**WRITTEN PROBLEM**
Copy every line of the records below word for word, omitting the pictures.
━━━ INPUT ROWS
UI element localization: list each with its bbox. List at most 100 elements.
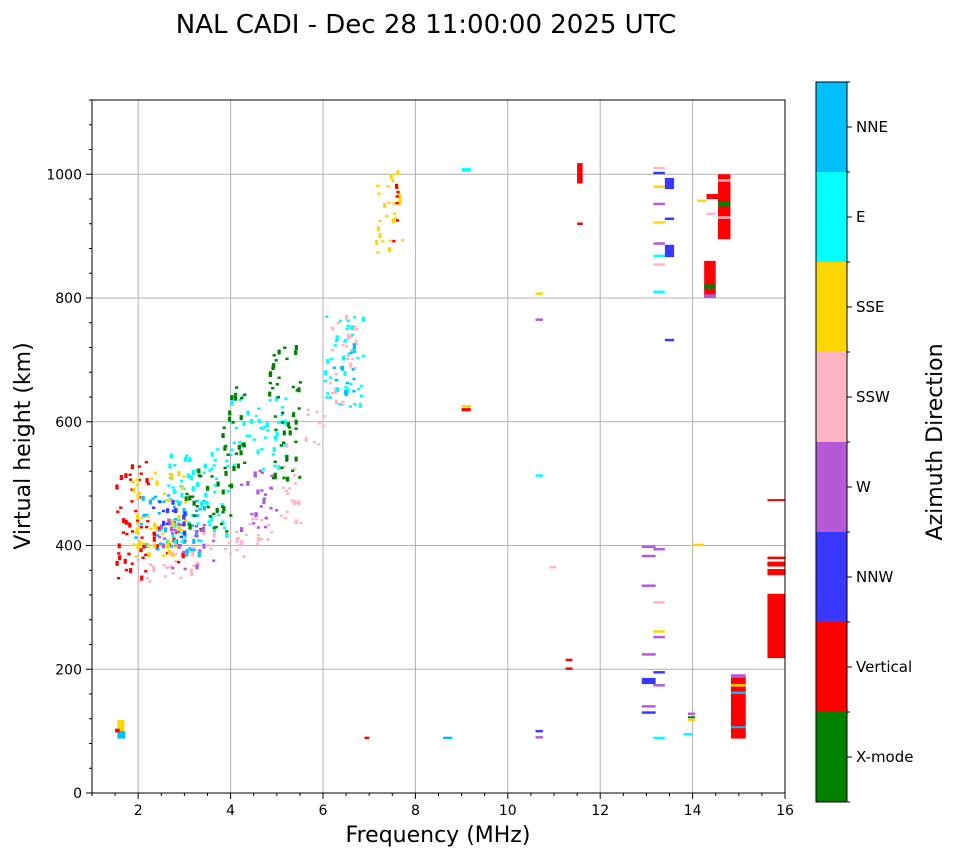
echo-point bbox=[299, 521, 303, 525]
echo-point bbox=[220, 503, 224, 506]
echo-point bbox=[261, 427, 265, 431]
echo-point bbox=[286, 422, 290, 428]
echo-point bbox=[322, 414, 327, 418]
echo-point bbox=[167, 499, 171, 503]
echo-point bbox=[232, 466, 236, 472]
echo-point bbox=[155, 544, 159, 547]
echo-point bbox=[202, 530, 206, 536]
echo-point bbox=[641, 584, 656, 587]
echo-point bbox=[215, 448, 220, 451]
echo-point bbox=[188, 495, 192, 501]
echo-point bbox=[535, 736, 543, 739]
echo-point bbox=[277, 349, 281, 355]
echo-point bbox=[161, 543, 166, 549]
echo-point bbox=[283, 346, 287, 349]
echo-point bbox=[330, 326, 335, 330]
echo-point bbox=[222, 506, 226, 512]
echo-point bbox=[235, 386, 239, 389]
echo-point bbox=[240, 444, 244, 448]
echo-point bbox=[195, 509, 199, 512]
echo-point bbox=[353, 366, 357, 370]
echo-point bbox=[398, 199, 402, 205]
axis-ticks: 2 4 6 8 10 12 14 16 0 200 400 600 800 1000 bbox=[46, 99, 794, 819]
echo-point bbox=[246, 410, 250, 416]
echo-point bbox=[240, 527, 244, 533]
echo-point bbox=[271, 386, 275, 390]
echo-point bbox=[718, 216, 731, 219]
echo-point bbox=[188, 523, 192, 526]
echo-point bbox=[137, 491, 142, 495]
echo-point bbox=[115, 560, 119, 566]
echo-point bbox=[123, 558, 127, 564]
echo-point bbox=[165, 498, 169, 502]
echo-point bbox=[352, 390, 356, 393]
echo-point bbox=[135, 527, 139, 533]
x-tick-label: 2 bbox=[134, 803, 143, 819]
echo-point bbox=[653, 671, 665, 674]
echo-point bbox=[265, 422, 269, 428]
echo-point bbox=[197, 539, 201, 542]
echo-point bbox=[148, 563, 153, 566]
echo-point bbox=[335, 387, 340, 393]
echo-point bbox=[767, 561, 785, 567]
echo-point bbox=[202, 499, 206, 503]
echo-point bbox=[180, 540, 184, 543]
echo-point bbox=[293, 467, 297, 471]
echo-point bbox=[144, 570, 148, 573]
echo-point bbox=[124, 568, 129, 572]
echo-point bbox=[281, 486, 286, 490]
echo-point bbox=[664, 338, 675, 342]
echo-point bbox=[461, 408, 471, 412]
echo-point bbox=[157, 526, 161, 532]
echo-point bbox=[208, 515, 212, 518]
echo-point bbox=[349, 362, 353, 368]
echo-point bbox=[146, 543, 151, 549]
x-tick-label: 10 bbox=[499, 803, 517, 819]
echo-point bbox=[653, 185, 665, 188]
echo-point bbox=[641, 711, 656, 714]
echo-point bbox=[312, 440, 317, 444]
echo-point bbox=[209, 547, 213, 551]
echo-point bbox=[387, 247, 392, 253]
echo-point bbox=[253, 471, 257, 477]
echo-point bbox=[212, 527, 217, 533]
echo-point bbox=[364, 736, 370, 740]
x-tick-label: 12 bbox=[591, 803, 609, 819]
echo-point bbox=[152, 522, 157, 528]
echo-point bbox=[286, 492, 290, 495]
echo-point bbox=[140, 536, 144, 539]
echo-point bbox=[345, 345, 349, 348]
echo-point bbox=[259, 426, 263, 430]
y-tick-label: 1000 bbox=[46, 167, 82, 183]
echo-point bbox=[400, 239, 405, 242]
echo-point bbox=[351, 333, 355, 337]
echo-point bbox=[274, 428, 278, 432]
echo-point bbox=[173, 539, 178, 545]
colorbar-tick-label: NNE bbox=[856, 118, 888, 136]
echo-point bbox=[146, 515, 150, 518]
echo-point bbox=[139, 525, 143, 529]
echo-point bbox=[653, 242, 665, 245]
echo-point bbox=[177, 525, 181, 531]
echo-point bbox=[706, 194, 721, 199]
echo-point bbox=[134, 509, 138, 513]
echo-point bbox=[683, 732, 693, 736]
echo-point bbox=[270, 474, 274, 478]
echo-point bbox=[256, 489, 260, 495]
echo-point bbox=[280, 421, 285, 424]
echo-point bbox=[185, 548, 189, 554]
echo-point bbox=[334, 387, 338, 390]
echo-point bbox=[664, 177, 675, 190]
colorbar-swatch-nne bbox=[816, 82, 847, 172]
echo-point bbox=[389, 174, 393, 180]
echo-point bbox=[191, 469, 195, 475]
echo-point bbox=[262, 468, 266, 471]
x-tick-label: 16 bbox=[776, 803, 794, 819]
echo-point bbox=[146, 519, 150, 523]
echo-point bbox=[197, 554, 201, 558]
echo-point bbox=[306, 408, 310, 412]
echo-point bbox=[210, 451, 214, 457]
echo-point bbox=[156, 548, 160, 551]
echo-point bbox=[162, 563, 166, 567]
echo-point bbox=[443, 736, 453, 740]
━━━━━━
**RESPONSE TO THIS EXERCISE**
UI element localization: list each with its bbox. List at most 100 elements.
echo-point bbox=[299, 521, 303, 525]
echo-point bbox=[220, 503, 224, 506]
echo-point bbox=[261, 427, 265, 431]
echo-point bbox=[286, 422, 290, 428]
echo-point bbox=[322, 414, 327, 418]
echo-point bbox=[167, 499, 171, 503]
echo-point bbox=[232, 466, 236, 472]
echo-point bbox=[155, 544, 159, 547]
echo-point bbox=[202, 530, 206, 536]
echo-point bbox=[641, 584, 656, 587]
echo-point bbox=[215, 448, 220, 451]
echo-point bbox=[188, 495, 192, 501]
echo-point bbox=[535, 736, 543, 739]
echo-point bbox=[277, 349, 281, 355]
echo-point bbox=[161, 543, 166, 549]
echo-point bbox=[283, 346, 287, 349]
echo-point bbox=[330, 326, 335, 330]
echo-point bbox=[222, 506, 226, 512]
echo-point bbox=[235, 386, 239, 389]
echo-point bbox=[240, 444, 244, 448]
echo-point bbox=[195, 509, 199, 512]
echo-point bbox=[353, 366, 357, 370]
echo-point bbox=[398, 199, 402, 205]
axis-ticks: 2 4 6 8 10 12 14 16 0 200 400 600 800 1000 bbox=[46, 99, 794, 819]
echo-point bbox=[246, 410, 250, 416]
echo-point bbox=[240, 527, 244, 533]
echo-point bbox=[271, 386, 275, 390]
echo-point bbox=[718, 216, 731, 219]
echo-point bbox=[188, 523, 192, 526]
echo-point bbox=[137, 491, 142, 495]
echo-point bbox=[115, 560, 119, 566]
echo-point bbox=[123, 558, 127, 564]
echo-point bbox=[165, 498, 169, 502]
echo-point bbox=[352, 390, 356, 393]
echo-point bbox=[135, 527, 139, 533]
x-tick-label: 2 bbox=[134, 803, 143, 819]
echo-point bbox=[653, 671, 665, 674]
echo-point bbox=[265, 422, 269, 428]
echo-point bbox=[197, 539, 201, 542]
echo-point bbox=[148, 563, 153, 566]
echo-point bbox=[335, 387, 340, 393]
echo-point bbox=[767, 561, 785, 567]
echo-point bbox=[202, 499, 206, 503]
echo-point bbox=[180, 540, 184, 543]
echo-point bbox=[293, 467, 297, 471]
echo-point bbox=[144, 570, 148, 573]
echo-point bbox=[124, 568, 129, 572]
echo-point bbox=[281, 486, 286, 490]
echo-point bbox=[664, 338, 675, 342]
echo-point bbox=[461, 408, 471, 412]
echo-point bbox=[157, 526, 161, 532]
echo-point bbox=[208, 515, 212, 518]
echo-point bbox=[349, 362, 353, 368]
echo-point bbox=[146, 543, 151, 549]
x-tick-label: 10 bbox=[499, 803, 517, 819]
echo-point bbox=[653, 185, 665, 188]
echo-point bbox=[641, 711, 656, 714]
echo-point bbox=[312, 440, 317, 444]
echo-point bbox=[209, 547, 213, 551]
echo-point bbox=[387, 247, 392, 253]
echo-point bbox=[253, 471, 257, 477]
echo-point bbox=[212, 527, 217, 533]
echo-point bbox=[364, 736, 370, 740]
x-tick-label: 12 bbox=[591, 803, 609, 819]
echo-point bbox=[152, 522, 157, 528]
echo-point bbox=[286, 492, 290, 495]
echo-point bbox=[140, 536, 144, 539]
echo-point bbox=[345, 345, 349, 348]
echo-point bbox=[259, 426, 263, 430]
y-tick-label: 1000 bbox=[46, 167, 82, 183]
echo-point bbox=[400, 239, 405, 242]
echo-point bbox=[351, 333, 355, 337]
echo-point bbox=[274, 428, 278, 432]
echo-point bbox=[173, 539, 178, 545]
colorbar-tick-label: NNE bbox=[856, 118, 888, 136]
echo-point bbox=[146, 515, 150, 518]
echo-point bbox=[139, 525, 143, 529]
echo-point bbox=[653, 242, 665, 245]
echo-point bbox=[177, 525, 181, 531]
echo-point bbox=[706, 194, 721, 199]
echo-point bbox=[134, 509, 138, 513]
echo-point bbox=[683, 732, 693, 736]
echo-point bbox=[270, 474, 274, 478]
echo-point bbox=[256, 489, 260, 495]
echo-point bbox=[280, 421, 285, 424]
echo-point bbox=[185, 548, 189, 554]
echo-point bbox=[334, 387, 338, 390]
echo-point bbox=[664, 177, 675, 190]
colorbar-swatch-nne bbox=[816, 82, 847, 172]
echo-point bbox=[389, 174, 393, 180]
echo-point bbox=[191, 469, 195, 475]
echo-point bbox=[262, 468, 266, 471]
x-tick-label: 16 bbox=[776, 803, 794, 819]
echo-point bbox=[146, 519, 150, 523]
echo-point bbox=[197, 554, 201, 558]
echo-point bbox=[306, 408, 310, 412]
echo-point bbox=[210, 451, 214, 457]
echo-point bbox=[156, 548, 160, 551]
echo-point bbox=[162, 563, 166, 567]
echo-point bbox=[443, 736, 453, 740]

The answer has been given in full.